Given request: Write out exactly, please, the lines from the one containing "Give me a plain-text" to the end of the material.

Some records
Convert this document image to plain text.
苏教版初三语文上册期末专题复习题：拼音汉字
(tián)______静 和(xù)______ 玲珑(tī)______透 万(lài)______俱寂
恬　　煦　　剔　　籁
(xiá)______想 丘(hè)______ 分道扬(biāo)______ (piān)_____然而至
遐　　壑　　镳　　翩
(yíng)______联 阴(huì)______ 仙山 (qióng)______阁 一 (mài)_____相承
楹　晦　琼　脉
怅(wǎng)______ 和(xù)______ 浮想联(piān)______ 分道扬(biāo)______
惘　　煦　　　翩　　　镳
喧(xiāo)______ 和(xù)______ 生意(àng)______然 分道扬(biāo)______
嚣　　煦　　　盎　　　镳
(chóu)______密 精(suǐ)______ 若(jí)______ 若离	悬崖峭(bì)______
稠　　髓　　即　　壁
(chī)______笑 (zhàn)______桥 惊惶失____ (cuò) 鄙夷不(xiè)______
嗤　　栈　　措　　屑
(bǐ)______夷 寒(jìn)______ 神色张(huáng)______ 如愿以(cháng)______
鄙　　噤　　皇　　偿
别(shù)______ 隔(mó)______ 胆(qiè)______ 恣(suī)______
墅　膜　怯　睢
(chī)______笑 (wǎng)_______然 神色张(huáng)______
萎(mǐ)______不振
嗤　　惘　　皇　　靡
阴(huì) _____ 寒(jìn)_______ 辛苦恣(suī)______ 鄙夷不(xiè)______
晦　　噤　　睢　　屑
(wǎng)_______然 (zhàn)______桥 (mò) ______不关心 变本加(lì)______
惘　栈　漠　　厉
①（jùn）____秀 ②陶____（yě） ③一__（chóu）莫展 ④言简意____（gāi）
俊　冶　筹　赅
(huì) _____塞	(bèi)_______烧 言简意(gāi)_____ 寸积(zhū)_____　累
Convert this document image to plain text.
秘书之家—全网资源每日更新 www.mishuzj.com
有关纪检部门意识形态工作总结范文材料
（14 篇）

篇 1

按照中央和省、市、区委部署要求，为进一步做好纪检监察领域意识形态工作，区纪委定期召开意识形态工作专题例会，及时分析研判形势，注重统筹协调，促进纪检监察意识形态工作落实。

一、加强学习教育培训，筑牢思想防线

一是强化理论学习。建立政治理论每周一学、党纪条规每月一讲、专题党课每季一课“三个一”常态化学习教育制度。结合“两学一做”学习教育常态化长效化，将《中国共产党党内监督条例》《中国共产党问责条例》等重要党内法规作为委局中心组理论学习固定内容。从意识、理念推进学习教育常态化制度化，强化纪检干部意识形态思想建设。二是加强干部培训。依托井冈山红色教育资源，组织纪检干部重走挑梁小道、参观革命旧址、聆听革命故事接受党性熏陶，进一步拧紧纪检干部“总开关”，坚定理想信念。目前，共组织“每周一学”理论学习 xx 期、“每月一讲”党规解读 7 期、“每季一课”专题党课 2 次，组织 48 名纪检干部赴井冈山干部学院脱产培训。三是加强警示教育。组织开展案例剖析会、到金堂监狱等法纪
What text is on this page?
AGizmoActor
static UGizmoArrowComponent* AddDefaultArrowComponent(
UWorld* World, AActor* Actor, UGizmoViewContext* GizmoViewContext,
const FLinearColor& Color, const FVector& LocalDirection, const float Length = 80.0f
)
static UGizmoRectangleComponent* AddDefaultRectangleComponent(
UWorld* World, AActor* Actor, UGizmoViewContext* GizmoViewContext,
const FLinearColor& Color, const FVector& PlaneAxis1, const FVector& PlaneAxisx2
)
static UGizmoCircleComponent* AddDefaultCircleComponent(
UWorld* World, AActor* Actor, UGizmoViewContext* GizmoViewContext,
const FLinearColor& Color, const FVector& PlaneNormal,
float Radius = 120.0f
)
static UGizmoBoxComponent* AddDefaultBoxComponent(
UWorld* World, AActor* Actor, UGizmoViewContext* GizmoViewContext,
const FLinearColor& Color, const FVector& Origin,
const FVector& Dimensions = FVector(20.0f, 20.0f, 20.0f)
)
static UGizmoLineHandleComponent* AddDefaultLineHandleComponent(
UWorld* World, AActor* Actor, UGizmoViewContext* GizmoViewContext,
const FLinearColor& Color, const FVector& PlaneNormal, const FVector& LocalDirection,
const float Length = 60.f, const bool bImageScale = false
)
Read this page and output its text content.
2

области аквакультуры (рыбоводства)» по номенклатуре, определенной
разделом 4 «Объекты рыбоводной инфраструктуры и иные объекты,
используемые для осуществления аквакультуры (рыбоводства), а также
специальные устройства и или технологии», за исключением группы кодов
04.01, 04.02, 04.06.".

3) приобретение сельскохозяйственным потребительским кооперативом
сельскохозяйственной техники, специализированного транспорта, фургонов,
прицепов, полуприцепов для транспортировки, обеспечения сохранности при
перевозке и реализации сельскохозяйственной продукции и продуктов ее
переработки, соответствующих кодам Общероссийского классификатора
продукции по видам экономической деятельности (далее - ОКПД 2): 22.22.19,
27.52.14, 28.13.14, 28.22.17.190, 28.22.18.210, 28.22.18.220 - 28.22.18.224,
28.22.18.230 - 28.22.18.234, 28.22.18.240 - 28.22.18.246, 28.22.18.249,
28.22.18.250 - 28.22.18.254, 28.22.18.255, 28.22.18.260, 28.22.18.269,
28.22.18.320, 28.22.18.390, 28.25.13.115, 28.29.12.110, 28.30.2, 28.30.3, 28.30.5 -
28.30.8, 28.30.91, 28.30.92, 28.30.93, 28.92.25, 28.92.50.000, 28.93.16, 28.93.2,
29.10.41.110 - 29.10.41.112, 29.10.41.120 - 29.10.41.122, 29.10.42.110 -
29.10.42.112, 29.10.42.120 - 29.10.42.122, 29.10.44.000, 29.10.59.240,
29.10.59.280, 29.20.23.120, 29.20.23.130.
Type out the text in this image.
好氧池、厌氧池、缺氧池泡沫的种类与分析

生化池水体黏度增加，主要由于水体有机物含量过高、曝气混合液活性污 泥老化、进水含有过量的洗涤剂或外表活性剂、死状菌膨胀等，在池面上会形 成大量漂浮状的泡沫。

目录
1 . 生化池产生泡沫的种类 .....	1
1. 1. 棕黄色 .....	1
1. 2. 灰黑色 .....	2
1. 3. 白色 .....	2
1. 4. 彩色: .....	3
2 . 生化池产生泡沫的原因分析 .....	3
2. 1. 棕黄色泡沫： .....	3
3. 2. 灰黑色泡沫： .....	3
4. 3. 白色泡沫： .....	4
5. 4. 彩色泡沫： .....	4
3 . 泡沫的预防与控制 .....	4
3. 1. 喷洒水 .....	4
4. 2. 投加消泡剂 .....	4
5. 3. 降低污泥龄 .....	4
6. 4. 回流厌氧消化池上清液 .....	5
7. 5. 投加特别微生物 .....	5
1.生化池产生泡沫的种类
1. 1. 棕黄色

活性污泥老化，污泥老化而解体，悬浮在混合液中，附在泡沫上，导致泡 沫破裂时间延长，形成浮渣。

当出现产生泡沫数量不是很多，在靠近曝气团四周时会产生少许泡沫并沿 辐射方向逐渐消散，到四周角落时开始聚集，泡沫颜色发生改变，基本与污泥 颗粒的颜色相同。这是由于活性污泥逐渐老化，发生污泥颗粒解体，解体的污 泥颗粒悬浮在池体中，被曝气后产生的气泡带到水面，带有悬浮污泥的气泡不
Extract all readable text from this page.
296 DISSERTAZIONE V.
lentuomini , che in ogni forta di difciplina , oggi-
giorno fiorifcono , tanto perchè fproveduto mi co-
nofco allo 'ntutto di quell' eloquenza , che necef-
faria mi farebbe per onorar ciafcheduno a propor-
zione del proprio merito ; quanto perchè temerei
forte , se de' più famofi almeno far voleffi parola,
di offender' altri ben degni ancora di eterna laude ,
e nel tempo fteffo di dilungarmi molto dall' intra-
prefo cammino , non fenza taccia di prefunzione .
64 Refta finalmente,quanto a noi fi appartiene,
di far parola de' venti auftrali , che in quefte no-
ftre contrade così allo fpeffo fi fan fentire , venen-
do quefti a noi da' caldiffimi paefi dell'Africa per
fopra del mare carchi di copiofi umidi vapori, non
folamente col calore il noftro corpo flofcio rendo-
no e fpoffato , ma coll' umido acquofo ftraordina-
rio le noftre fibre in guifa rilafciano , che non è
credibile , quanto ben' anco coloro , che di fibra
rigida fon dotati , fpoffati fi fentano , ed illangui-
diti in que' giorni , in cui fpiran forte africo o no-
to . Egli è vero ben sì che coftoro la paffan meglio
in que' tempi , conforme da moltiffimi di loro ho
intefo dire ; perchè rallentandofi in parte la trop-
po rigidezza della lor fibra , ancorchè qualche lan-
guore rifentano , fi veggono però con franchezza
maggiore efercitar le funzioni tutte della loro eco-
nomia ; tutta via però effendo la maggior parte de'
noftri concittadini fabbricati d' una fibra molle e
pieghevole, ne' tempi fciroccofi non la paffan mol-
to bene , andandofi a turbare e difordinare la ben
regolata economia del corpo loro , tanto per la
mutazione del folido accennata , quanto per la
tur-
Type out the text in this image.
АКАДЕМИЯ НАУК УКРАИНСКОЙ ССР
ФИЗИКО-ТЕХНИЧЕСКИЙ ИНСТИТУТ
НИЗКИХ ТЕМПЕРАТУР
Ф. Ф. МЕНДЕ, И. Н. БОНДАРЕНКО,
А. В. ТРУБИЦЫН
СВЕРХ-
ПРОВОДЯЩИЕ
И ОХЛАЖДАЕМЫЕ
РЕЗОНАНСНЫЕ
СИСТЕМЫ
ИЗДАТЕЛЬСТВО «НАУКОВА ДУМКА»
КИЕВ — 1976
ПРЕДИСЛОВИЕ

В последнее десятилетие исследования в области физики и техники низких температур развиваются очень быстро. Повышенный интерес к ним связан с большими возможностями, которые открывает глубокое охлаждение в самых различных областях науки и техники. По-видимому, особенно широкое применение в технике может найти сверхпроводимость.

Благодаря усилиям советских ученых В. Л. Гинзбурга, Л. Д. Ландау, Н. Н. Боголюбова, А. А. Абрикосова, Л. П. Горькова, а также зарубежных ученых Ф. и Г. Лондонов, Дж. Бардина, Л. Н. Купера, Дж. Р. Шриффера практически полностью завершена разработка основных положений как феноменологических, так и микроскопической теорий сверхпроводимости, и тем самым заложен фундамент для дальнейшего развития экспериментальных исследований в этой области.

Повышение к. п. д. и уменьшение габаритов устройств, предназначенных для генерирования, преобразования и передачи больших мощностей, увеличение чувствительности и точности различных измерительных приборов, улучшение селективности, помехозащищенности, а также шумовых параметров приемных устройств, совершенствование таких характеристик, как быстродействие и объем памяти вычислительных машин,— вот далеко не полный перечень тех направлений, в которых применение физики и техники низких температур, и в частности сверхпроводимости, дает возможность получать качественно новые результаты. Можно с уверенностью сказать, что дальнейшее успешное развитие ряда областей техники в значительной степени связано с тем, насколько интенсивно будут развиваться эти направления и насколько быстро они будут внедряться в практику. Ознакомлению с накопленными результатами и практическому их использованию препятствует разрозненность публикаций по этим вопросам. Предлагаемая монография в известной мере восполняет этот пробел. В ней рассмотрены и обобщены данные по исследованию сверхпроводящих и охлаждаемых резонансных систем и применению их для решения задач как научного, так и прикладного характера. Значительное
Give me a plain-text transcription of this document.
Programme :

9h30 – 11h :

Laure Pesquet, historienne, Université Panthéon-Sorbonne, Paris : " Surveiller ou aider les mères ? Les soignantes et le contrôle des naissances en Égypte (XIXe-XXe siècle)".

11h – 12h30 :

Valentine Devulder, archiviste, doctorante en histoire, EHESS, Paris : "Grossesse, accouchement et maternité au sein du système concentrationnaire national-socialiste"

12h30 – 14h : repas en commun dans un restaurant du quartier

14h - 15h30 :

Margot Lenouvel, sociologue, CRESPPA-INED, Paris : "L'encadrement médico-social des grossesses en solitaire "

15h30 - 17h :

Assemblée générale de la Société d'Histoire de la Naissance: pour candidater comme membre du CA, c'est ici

Task response:
Give me a plain-text transcription of this document.
Programme :

9h30 – 11h :

Laure Pesquet, historienne, Université Panthéon-Sorbonne, Paris : " Surveiller ou aider les mères ? Les soignantes et le contrôle des naissances en Égypte (XIXe-XXe siècle)".

11h – 12h30 :

Valentine Devulder, archiviste, doctorante en histoire, EHESS, Paris : "Grossesse, accouchement et maternité au sein du système concentrationnaire national-socialiste"

12h30 – 14h : repas en commun dans un restaurant du quartier

14h - 15h30 :

Margot Lenouvel, sociologue, CRESPPA-INED, Paris : "L'encadrement médico-social des grossesses en solitaire "

15h30 - 17h :

Assemblée générale de la Société d'Histoire de la Naissance: pour candidater comme membre du CA, c'est ici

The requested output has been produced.